* _PROBLEM DETAILS_
Using the records provided below, locate and copy each line that contains the word "不是我太胖".

* _SUPPLIED RECORDS_

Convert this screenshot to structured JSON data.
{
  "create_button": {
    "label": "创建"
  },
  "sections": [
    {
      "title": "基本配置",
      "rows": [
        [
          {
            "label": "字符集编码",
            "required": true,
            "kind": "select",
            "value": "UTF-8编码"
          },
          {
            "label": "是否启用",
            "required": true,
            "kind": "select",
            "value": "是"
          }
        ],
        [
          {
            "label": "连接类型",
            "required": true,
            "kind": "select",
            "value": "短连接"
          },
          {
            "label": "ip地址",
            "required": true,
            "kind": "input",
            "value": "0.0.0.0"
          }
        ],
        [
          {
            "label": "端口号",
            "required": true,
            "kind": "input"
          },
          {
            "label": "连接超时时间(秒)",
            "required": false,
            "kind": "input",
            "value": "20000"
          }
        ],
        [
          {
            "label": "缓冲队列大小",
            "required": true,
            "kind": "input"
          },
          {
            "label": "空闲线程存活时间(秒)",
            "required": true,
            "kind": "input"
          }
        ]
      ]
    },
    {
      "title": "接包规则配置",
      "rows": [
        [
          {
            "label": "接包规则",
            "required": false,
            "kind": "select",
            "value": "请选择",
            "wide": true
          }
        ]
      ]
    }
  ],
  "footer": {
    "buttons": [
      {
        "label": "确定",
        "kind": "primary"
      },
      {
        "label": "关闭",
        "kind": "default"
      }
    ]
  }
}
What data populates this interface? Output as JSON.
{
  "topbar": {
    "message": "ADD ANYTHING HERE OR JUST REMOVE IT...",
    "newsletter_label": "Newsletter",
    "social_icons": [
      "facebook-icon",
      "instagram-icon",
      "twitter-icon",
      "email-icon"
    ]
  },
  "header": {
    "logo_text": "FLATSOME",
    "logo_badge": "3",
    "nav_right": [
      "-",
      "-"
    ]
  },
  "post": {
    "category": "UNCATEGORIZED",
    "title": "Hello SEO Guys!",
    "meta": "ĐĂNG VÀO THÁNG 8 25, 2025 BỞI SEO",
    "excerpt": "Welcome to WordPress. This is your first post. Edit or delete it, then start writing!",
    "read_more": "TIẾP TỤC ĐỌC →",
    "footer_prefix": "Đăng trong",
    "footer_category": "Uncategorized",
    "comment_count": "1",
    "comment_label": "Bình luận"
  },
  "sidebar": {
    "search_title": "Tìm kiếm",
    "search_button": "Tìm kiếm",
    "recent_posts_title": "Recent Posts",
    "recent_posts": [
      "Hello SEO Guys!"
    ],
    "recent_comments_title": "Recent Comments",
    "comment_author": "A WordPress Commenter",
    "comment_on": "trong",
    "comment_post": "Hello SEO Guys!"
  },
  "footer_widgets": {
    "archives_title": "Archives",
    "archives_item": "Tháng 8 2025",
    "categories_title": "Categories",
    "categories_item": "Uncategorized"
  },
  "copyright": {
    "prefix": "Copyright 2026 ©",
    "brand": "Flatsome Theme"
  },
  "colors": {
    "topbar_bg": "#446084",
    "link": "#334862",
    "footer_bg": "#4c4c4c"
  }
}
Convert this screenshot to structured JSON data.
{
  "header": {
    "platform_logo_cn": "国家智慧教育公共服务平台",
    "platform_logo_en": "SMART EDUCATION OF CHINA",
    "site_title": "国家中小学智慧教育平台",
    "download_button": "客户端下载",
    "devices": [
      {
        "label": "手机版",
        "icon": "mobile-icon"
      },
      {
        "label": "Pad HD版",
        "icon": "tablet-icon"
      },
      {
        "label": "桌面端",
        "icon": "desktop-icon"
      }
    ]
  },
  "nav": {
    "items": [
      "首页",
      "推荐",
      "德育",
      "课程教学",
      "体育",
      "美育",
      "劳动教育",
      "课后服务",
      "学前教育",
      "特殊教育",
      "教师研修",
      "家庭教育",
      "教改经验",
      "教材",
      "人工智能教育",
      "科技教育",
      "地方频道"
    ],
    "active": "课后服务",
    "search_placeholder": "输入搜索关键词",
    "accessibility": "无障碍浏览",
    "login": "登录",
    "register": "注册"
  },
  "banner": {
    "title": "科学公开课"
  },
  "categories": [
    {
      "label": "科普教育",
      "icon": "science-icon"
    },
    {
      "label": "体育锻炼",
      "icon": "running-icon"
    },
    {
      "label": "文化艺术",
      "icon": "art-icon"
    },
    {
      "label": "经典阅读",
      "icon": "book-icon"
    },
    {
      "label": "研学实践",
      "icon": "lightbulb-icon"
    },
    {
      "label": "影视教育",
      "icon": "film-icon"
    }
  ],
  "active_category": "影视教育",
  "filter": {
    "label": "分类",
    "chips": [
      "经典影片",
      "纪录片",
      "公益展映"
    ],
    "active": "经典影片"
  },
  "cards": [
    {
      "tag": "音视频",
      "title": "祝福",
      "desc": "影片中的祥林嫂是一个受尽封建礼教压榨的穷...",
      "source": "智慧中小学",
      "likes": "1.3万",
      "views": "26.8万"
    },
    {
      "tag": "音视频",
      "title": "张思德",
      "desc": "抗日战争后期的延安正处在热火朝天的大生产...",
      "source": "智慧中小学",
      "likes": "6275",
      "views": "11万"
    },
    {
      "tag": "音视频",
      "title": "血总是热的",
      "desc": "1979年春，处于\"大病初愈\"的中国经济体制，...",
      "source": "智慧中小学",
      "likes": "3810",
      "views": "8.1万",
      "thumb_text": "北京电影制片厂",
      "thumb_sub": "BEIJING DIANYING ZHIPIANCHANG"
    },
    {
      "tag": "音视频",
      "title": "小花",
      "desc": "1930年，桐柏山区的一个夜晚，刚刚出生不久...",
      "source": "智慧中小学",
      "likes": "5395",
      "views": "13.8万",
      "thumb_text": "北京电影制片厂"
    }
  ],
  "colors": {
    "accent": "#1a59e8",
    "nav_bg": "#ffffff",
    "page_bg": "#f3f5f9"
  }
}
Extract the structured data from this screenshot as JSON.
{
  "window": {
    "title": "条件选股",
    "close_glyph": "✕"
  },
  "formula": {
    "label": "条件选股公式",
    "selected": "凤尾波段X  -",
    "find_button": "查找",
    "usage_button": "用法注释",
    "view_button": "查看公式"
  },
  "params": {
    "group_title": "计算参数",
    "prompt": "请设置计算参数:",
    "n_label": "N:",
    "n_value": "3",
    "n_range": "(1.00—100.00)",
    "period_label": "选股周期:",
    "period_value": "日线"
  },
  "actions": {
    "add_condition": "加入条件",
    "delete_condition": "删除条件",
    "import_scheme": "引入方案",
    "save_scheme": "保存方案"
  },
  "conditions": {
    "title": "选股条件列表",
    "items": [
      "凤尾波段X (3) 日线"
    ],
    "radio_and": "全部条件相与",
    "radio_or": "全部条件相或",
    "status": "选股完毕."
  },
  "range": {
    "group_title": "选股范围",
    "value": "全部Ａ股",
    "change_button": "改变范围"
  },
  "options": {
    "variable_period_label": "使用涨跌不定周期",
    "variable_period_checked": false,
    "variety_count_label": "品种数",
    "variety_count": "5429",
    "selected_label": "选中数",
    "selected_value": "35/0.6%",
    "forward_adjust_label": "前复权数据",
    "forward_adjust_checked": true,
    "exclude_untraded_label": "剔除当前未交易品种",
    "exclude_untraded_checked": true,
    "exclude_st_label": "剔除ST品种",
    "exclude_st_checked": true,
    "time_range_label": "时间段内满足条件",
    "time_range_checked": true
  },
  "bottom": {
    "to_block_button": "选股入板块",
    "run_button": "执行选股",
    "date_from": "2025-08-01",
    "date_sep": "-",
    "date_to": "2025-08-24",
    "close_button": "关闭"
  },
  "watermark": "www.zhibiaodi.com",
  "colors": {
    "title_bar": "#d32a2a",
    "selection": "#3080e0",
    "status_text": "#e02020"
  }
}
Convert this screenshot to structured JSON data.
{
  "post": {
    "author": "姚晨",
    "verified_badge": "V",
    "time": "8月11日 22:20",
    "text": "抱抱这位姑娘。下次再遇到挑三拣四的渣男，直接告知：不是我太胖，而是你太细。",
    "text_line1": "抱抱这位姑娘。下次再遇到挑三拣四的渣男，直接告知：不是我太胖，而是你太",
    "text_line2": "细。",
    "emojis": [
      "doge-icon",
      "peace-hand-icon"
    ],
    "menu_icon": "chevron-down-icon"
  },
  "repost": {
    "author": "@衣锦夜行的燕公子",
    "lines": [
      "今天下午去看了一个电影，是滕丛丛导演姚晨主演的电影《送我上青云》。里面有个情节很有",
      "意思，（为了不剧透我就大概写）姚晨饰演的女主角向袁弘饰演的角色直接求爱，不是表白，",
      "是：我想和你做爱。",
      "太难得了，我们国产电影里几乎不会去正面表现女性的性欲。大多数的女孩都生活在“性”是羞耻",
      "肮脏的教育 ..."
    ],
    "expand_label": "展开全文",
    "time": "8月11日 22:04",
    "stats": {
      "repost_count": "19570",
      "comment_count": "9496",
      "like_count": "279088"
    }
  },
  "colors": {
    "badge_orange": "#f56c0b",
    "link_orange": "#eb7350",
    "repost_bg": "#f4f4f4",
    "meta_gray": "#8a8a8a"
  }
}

* _COMPLETED EXERCISE_
    "text": "抱抱这位姑娘。下次再遇到挑三拣四的渣男，直接告知：不是我太胖，而是你太细。",
    "text_line1": "抱抱这位姑娘。下次再遇到挑三拣四的渣男，直接告知：不是我太胖，而是你太",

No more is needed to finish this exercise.